▶ _Requirement_
In the data below, find every line with the word "when" and copy it out.
Records to use Block Start
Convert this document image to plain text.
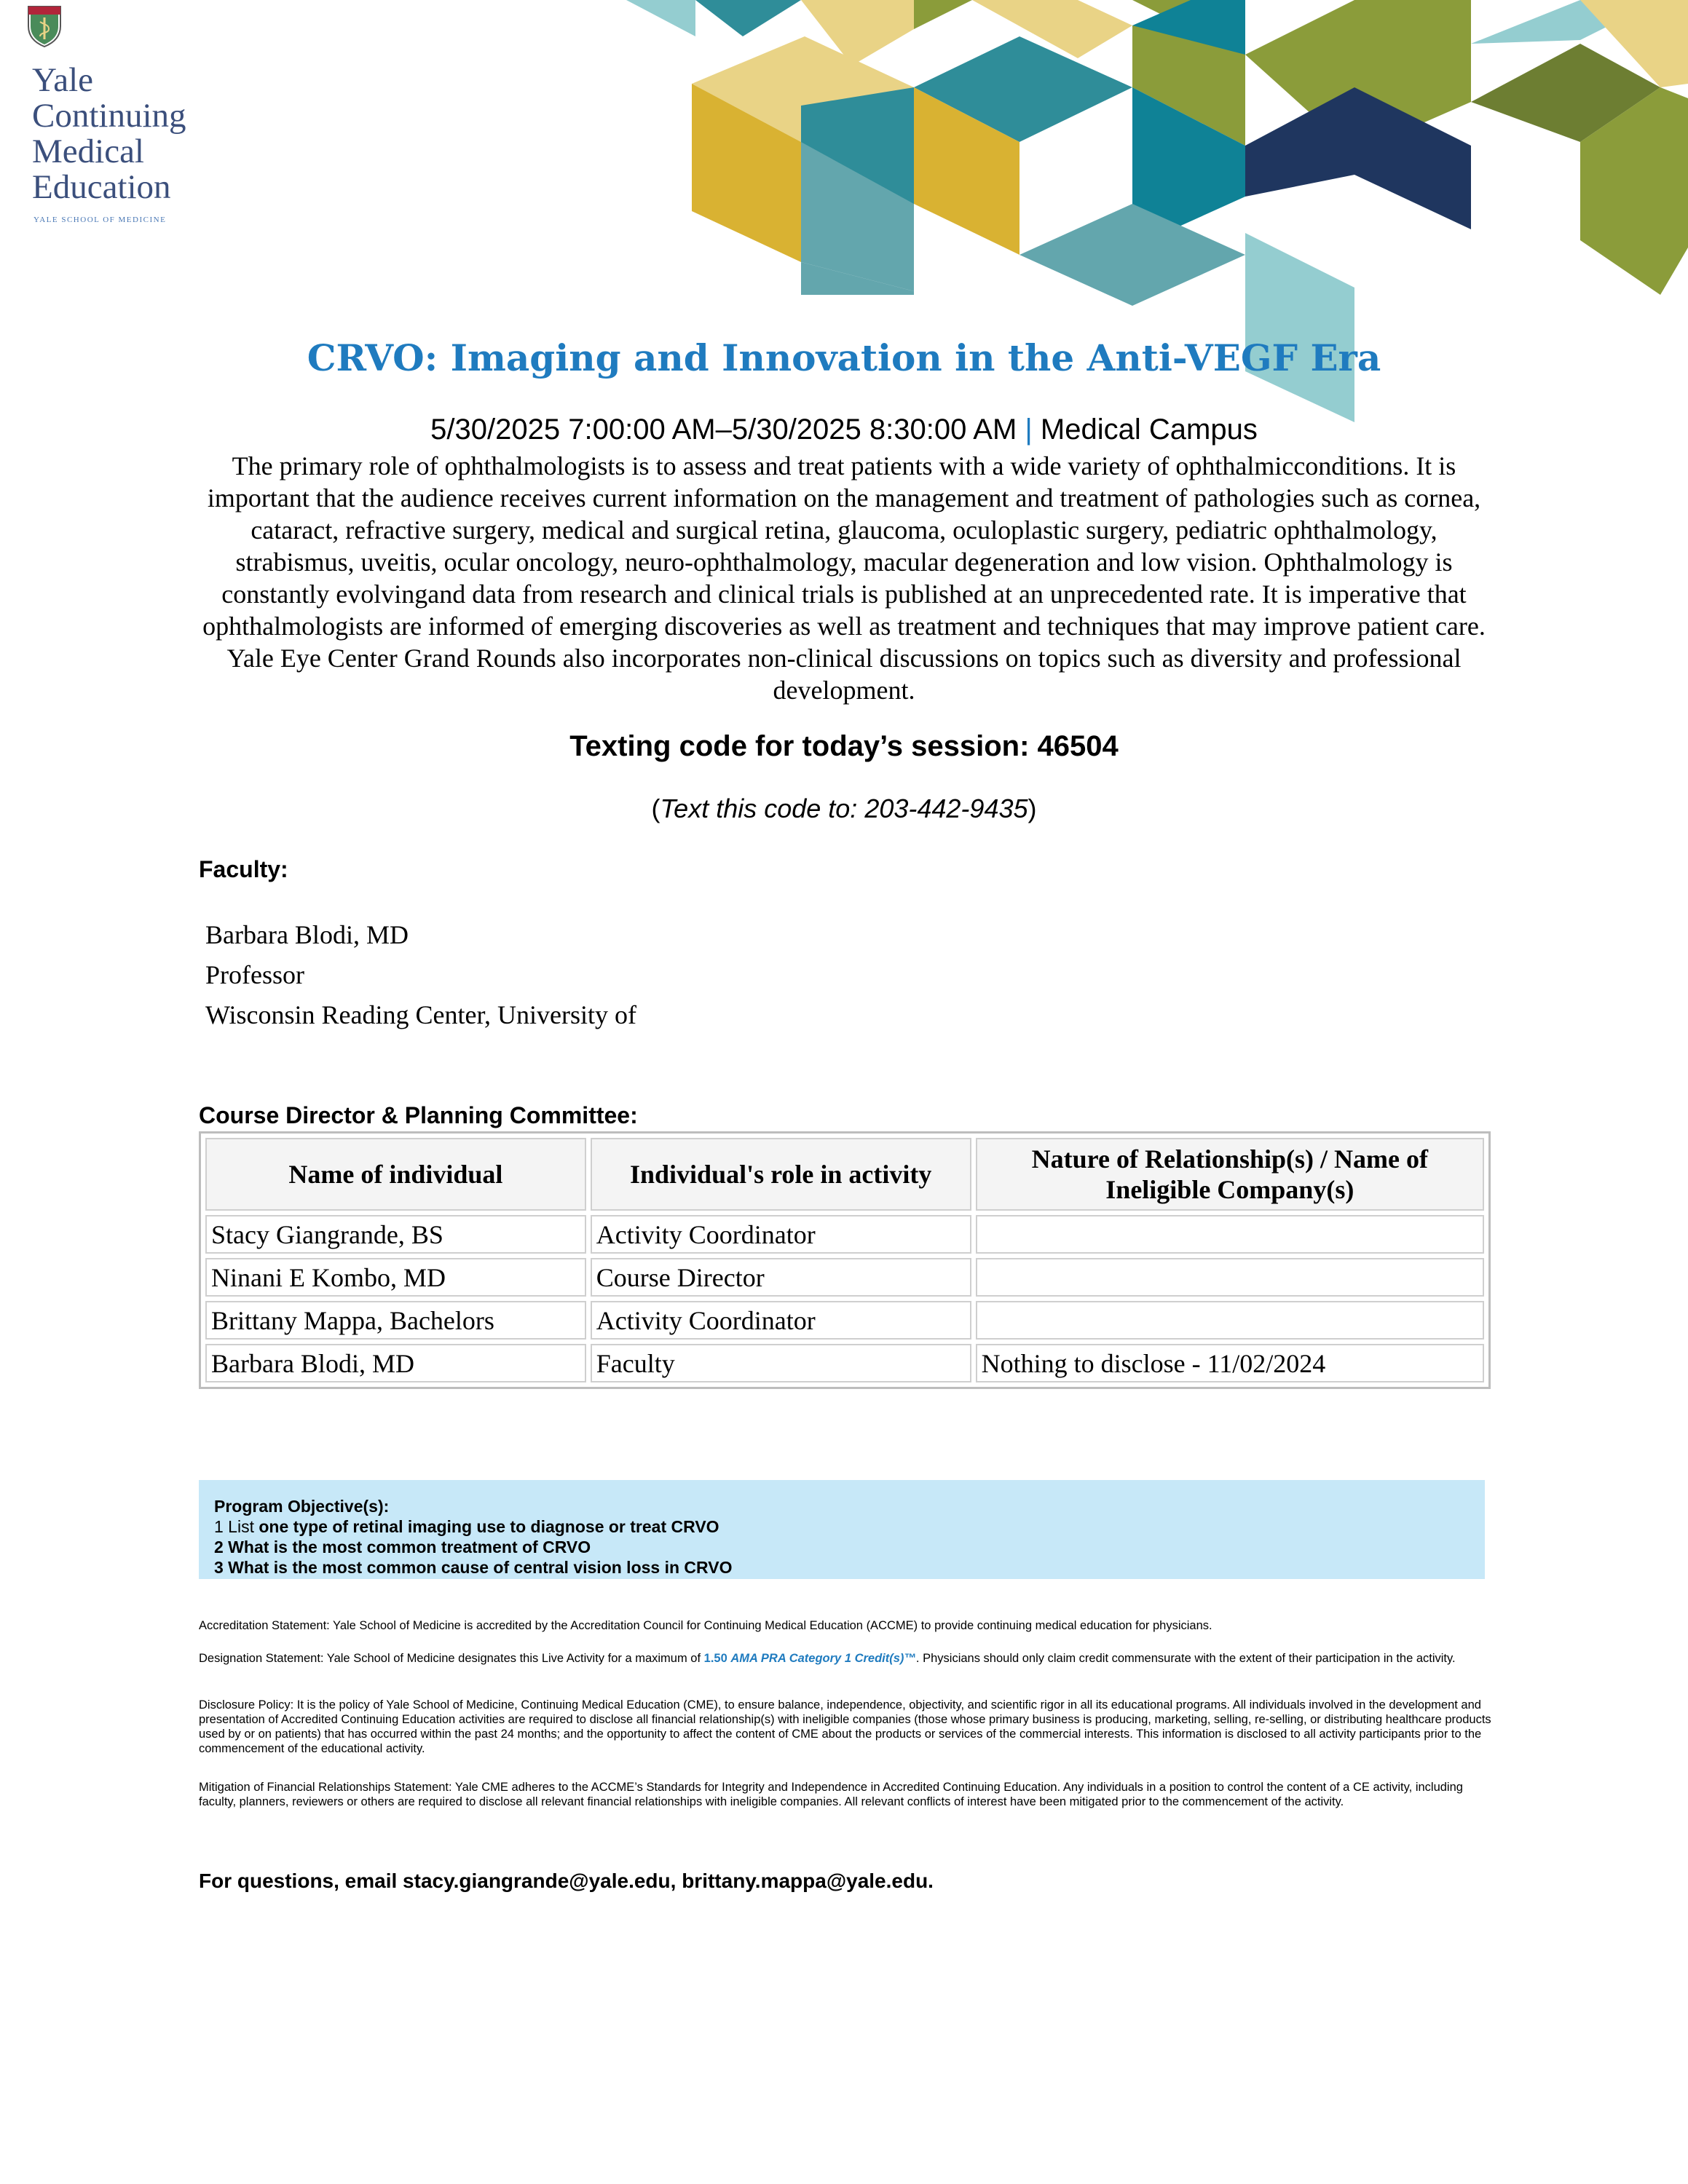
Yale
Continuing
Medical
Education
YALE SCHOOL OF MEDICINE
CRVO: Imaging and Innovation in the Anti-VEGF Era
5/30/2025 7:00:00 AM–5/30/2025 8:30:00 AM | Medical Campus

The primary role of ophthalmologists is to assess and treat patients with a wide variety of ophthalmicconditions. It is important that the audience receives current information on the management and treatment of pathologies such as cornea, cataract, refractive surgery, medical and surgical retina, glaucoma, oculoplastic surgery, pediatric ophthalmology, strabismus, uveitis, ocular oncology, neuro-ophthalmology, macular degeneration and low vision. Ophthalmology is constantly evolvingand data from research and clinical trials is published at an unprecedented rate. It is imperative that ophthalmologists are informed of emerging discoveries as well as treatment and techniques that may improve patient care. Yale Eye Center Grand Rounds also incorporates non-clinical discussions on topics such as diversity and professional development.

Texting code for today’s session: 46504
(Text this code to: 203-442-9435)
Faculty:
Barbara Blodi, MD
Professor
Wisconsin Reading Center, University of
Course Director & Planning Committee:
Name of individual	Individual's role in activity	Nature of Relationship(s) / Name of Ineligible Company(s)
Stacy Giangrande, BS	Activity Coordinator	
Ninani E Kombo, MD	Course Director	
Brittany Mappa, Bachelors	Activity Coordinator	
Barbara Blodi, MD	Faculty	Nothing to disclose - 11/02/2024
Program Objective(s):
1 List one type of retinal imaging use to diagnose or treat CRVO
2 What is the most common treatment of CRVO
3 What is the most common cause of central vision loss in CRVO

Accreditation Statement: Yale School of Medicine is accredited by the Accreditation Council for Continuing Medical Education (ACCME) to provide continuing medical education for physicians.

Designation Statement: Yale School of Medicine designates this Live Activity for a maximum of 1.50 AMA PRA Category 1 Credit(s)™. Physicians should only claim credit commensurate with the extent of their participation in the activity.

Disclosure Policy: It is the policy of Yale School of Medicine, Continuing Medical Education (CME), to ensure balance, independence, objectivity, and scientific rigor in all its educational programs. All individuals involved in the development and presentation of Accredited Continuing Education activities are required to disclose all financial relationship(s) with ineligible companies (those whose primary business is producing, marketing, selling, re-selling, or distributing healthcare products used by or on patients) that has occurred within the past 24 months; and the opportunity to affect the content of CME about the products or services of the commercial interests. This information is disclosed to all activity participants prior to the commencement of the educational activity.

Mitigation of Financial Relationships Statement: Yale CME adheres to the ACCME’s Standards for Integrity and Independence in Accredited Continuing Education. Any individuals in a position to control the content of a CE activity, including faculty, planners, reviewers or others are required to disclose all relevant financial relationships with ineligible companies. All relevant conflicts of interest have been mitigated prior to the commencement of the activity.

For questions, email stacy.giangrande@yale.edu, brittany.mappa@yale.edu.
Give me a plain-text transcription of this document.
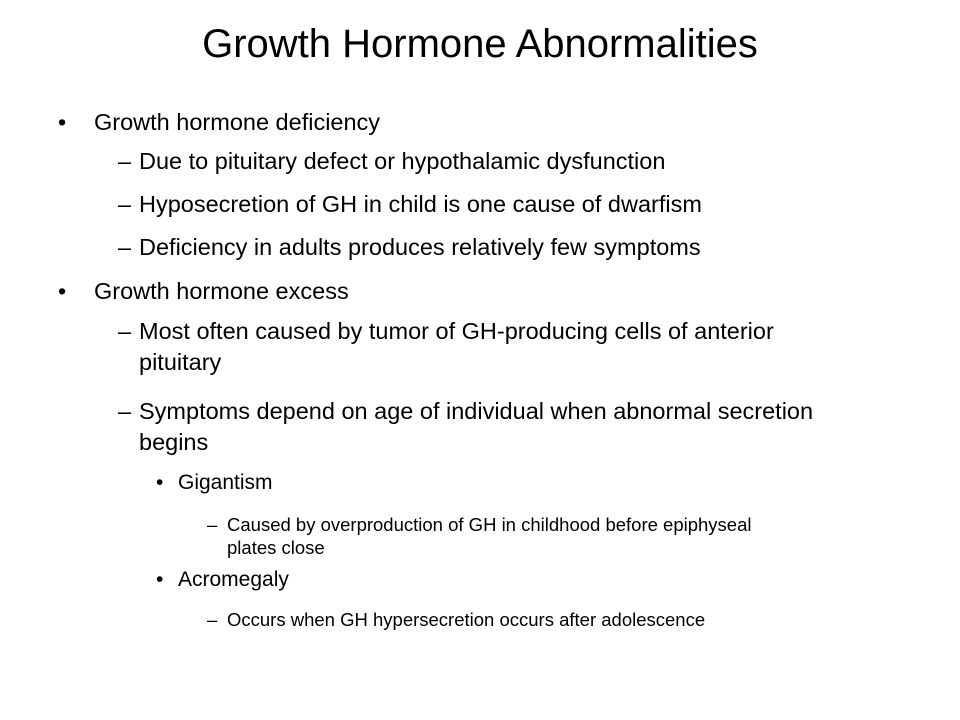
Growth Hormone Abnormalities
• Growth hormone deficiency
– Due to pituitary defect or hypothalamic dysfunction
– Hyposecretion of GH in child is one cause of dwarfism
– Deficiency in adults produces relatively few symptoms
• Growth hormone excess
– Most often caused by tumor of GH-producing cells of anterior pituitary
– Symptoms depend on age of individual when abnormal secretion begins
• Gigantism
– Caused by overproduction of GH in childhood before epiphyseal plates close
• Acromegaly
– Occurs when GH hypersecretion occurs after adolescence
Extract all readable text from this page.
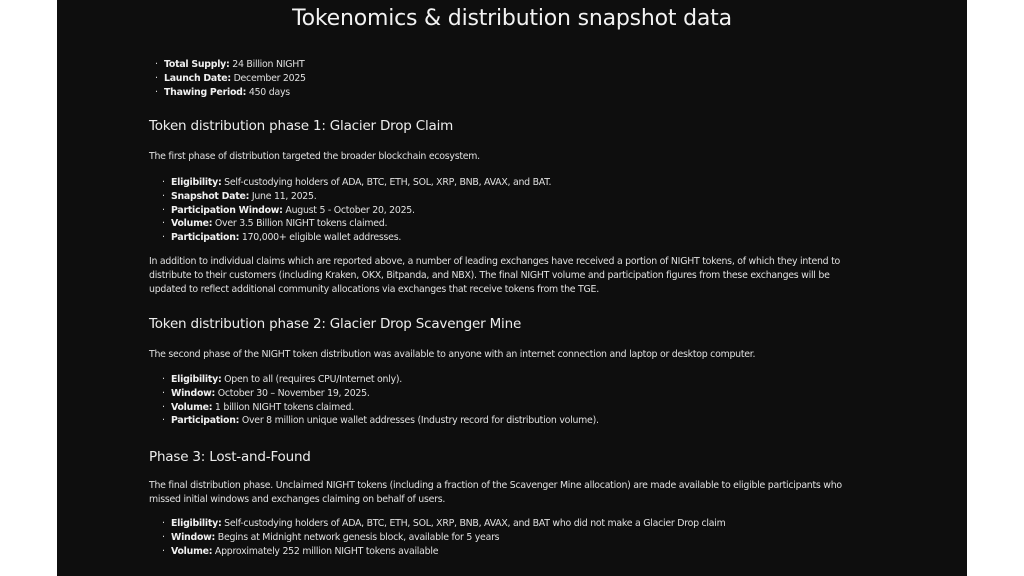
Tokenomics & distribution snapshot data
· Total Supply: 24 Billion NIGHT
· Launch Date: December 2025
· Thawing Period: 450 days
Token distribution phase 1: Glacier Drop Claim

The first phase of distribution targeted the broader blockchain ecosystem.

· Eligibility: Self-custodying holders of ADA, BTC, ETH, SOL, XRP, BNB, AVAX, and BAT.
· Snapshot Date: June 11, 2025.
· Participation Window: August 5 - October 20, 2025.
· Volume: Over 3.5 Billion NIGHT tokens claimed.
· Participation: 170,000+ eligible wallet addresses.

In addition to individual claims which are reported above, a number of leading exchanges have received a portion of NIGHT tokens, of which they intend to distribute to their customers (including Kraken, OKX, Bitpanda, and NBX). The final NIGHT volume and participation figures from these exchanges will be updated to reflect additional community allocations via exchanges that receive tokens from the TGE.

Token distribution phase 2: Glacier Drop Scavenger Mine

The second phase of the NIGHT token distribution was available to anyone with an internet connection and laptop or desktop computer.

· Eligibility: Open to all (requires CPU/Internet only).
· Window: October 30 – November 19, 2025.
· Volume: 1 billion NIGHT tokens claimed.
· Participation: Over 8 million unique wallet addresses (Industry record for distribution volume).
Phase 3: Lost-and-Found

The final distribution phase. Unclaimed NIGHT tokens (including a fraction of the Scavenger Mine allocation) are made available to eligible participants who missed initial windows and exchanges claiming on behalf of users.

· Eligibility: Self-custodying holders of ADA, BTC, ETH, SOL, XRP, BNB, AVAX, and BAT who did not make a Glacier Drop claim
· Window: Begins at Midnight network genesis block, available for 5 years
· Volume: Approximately 252 million NIGHT tokens available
Records to use Block End
▶ _Solution to this problem_
– Symptoms depend on age of individual when abnormal secretion begins
– Occurs when GH hypersecretion occurs after adolescence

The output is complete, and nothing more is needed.